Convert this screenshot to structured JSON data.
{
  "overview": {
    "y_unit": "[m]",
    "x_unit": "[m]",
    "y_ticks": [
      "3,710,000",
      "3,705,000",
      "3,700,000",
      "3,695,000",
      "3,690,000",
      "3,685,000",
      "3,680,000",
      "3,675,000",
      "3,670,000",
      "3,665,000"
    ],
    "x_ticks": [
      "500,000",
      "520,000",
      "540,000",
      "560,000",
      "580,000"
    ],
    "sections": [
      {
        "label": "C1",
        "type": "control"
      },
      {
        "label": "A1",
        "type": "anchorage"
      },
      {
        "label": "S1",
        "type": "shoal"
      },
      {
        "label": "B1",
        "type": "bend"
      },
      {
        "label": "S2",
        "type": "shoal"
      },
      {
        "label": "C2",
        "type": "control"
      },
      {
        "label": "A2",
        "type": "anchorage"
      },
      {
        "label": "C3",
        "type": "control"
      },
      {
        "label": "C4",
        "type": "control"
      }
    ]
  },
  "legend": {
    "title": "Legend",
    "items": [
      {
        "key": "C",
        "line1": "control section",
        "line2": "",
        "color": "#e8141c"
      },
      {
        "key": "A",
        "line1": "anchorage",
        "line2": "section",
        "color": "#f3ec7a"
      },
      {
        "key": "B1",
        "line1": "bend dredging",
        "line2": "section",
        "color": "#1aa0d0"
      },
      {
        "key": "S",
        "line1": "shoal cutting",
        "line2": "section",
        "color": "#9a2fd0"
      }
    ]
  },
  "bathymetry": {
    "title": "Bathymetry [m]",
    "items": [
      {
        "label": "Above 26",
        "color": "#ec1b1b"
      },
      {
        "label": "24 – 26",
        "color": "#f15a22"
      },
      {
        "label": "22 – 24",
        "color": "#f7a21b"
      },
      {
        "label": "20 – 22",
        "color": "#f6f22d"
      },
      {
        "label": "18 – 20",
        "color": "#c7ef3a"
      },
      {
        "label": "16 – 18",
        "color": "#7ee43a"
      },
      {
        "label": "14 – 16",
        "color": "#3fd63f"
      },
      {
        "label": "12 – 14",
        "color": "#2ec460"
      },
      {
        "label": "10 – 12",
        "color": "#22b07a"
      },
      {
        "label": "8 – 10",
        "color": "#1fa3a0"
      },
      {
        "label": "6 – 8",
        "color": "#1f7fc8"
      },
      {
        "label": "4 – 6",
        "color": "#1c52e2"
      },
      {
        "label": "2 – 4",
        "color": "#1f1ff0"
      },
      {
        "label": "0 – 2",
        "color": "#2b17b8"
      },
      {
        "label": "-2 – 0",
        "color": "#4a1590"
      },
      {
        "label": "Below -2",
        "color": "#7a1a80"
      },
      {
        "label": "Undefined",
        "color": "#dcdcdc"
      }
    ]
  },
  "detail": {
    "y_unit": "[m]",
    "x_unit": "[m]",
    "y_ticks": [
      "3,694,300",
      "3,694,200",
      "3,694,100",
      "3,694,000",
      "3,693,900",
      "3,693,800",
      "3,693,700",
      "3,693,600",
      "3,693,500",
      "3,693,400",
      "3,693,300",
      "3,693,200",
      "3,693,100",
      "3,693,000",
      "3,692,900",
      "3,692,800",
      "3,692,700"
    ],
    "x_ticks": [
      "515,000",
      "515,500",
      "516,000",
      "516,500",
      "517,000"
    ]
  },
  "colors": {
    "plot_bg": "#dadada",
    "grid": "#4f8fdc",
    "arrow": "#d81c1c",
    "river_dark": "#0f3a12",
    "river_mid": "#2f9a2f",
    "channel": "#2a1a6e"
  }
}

▸ **Instruction**: Type the whole listing again, unaltered.

▸ **Answer to the problem**:
Convert this screenshot to structured JSON data.
{
  "overview": {
    "y_unit": "[m]",
    "x_unit": "[m]",
    "y_ticks": [
      "3,710,000",
      "3,705,000",
      "3,700,000",
      "3,695,000",
      "3,690,000",
      "3,685,000",
      "3,680,000",
      "3,675,000",
      "3,670,000",
      "3,665,000"
    ],
    "x_ticks": [
      "500,000",
      "520,000",
      "540,000",
      "560,000",
      "580,000"
    ],
    "sections": [
      {
        "label": "C1",
        "type": "control"
      },
      {
        "label": "A1",
        "type": "anchorage"
      },
      {
        "label": "S1",
        "type": "shoal"
      },
      {
        "label": "B1",
        "type": "bend"
      },
      {
        "label": "S2",
        "type": "shoal"
      },
      {
        "label": "C2",
        "type": "control"
      },
      {
        "label": "A2",
        "type": "anchorage"
      },
      {
        "label": "C3",
        "type": "control"
      },
      {
        "label": "C4",
        "type": "control"
      }
    ]
  },
  "legend": {
    "title": "Legend",
    "items": [
      {
        "key": "C",
        "line1": "control section",
        "line2": "",
        "color": "#e8141c"
      },
      {
        "key": "A",
        "line1": "anchorage",
        "line2": "section",
        "color": "#f3ec7a"
      },
      {
        "key": "B1",
        "line1": "bend dredging",
        "line2": "section",
        "color": "#1aa0d0"
      },
      {
        "key": "S",
        "line1": "shoal cutting",
        "line2": "section",
        "color": "#9a2fd0"
      }
    ]
  },
  "bathymetry": {
    "title": "Bathymetry [m]",
    "items": [
      {
        "label": "Above 26",
        "color": "#ec1b1b"
      },
      {
        "label": "24 – 26",
        "color": "#f15a22"
      },
      {
        "label": "22 – 24",
        "color": "#f7a21b"
      },
      {
        "label": "20 – 22",
        "color": "#f6f22d"
      },
      {
        "label": "18 – 20",
        "color": "#c7ef3a"
      },
      {
        "label": "16 – 18",
        "color": "#7ee43a"
      },
      {
        "label": "14 – 16",
        "color": "#3fd63f"
      },
      {
        "label": "12 – 14",
        "color": "#2ec460"
      },
      {
        "label": "10 – 12",
        "color": "#22b07a"
      },
      {
        "label": "8 – 10",
        "color": "#1fa3a0"
      },
      {
        "label": "6 – 8",
        "color": "#1f7fc8"
      },
      {
        "label": "4 – 6",
        "color": "#1c52e2"
      },
      {
        "label": "2 – 4",
        "color": "#1f1ff0"
      },
      {
        "label": "0 – 2",
        "color": "#2b17b8"
      },
      {
        "label": "-2 – 0",
        "color": "#4a1590"
      },
      {
        "label": "Below -2",
        "color": "#7a1a80"
      },
      {
        "label": "Undefined",
        "color": "#dcdcdc"
      }
    ]
  },
  "detail": {
    "y_unit": "[m]",
    "x_unit": "[m]",
    "y_ticks": [
      "3,694,300",
      "3,694,200",
      "3,694,100",
      "3,694,000",
      "3,693,900",
      "3,693,800",
      "3,693,700",
      "3,693,600",
      "3,693,500",
      "3,693,400",
      "3,693,300",
      "3,693,200",
      "3,693,100",
      "3,693,000",
      "3,692,900",
      "3,692,800",
      "3,692,700"
    ],
    "x_ticks": [
      "515,000",
      "515,500",
      "516,000",
      "516,500",
      "517,000"
    ]
  },
  "colors": {
    "plot_bg": "#dadada",
    "grid": "#4f8fdc",
    "arrow": "#d81c1c",
    "river_dark": "#0f3a12",
    "river_mid": "#2f9a2f",
    "channel": "#2a1a6e"
  }
}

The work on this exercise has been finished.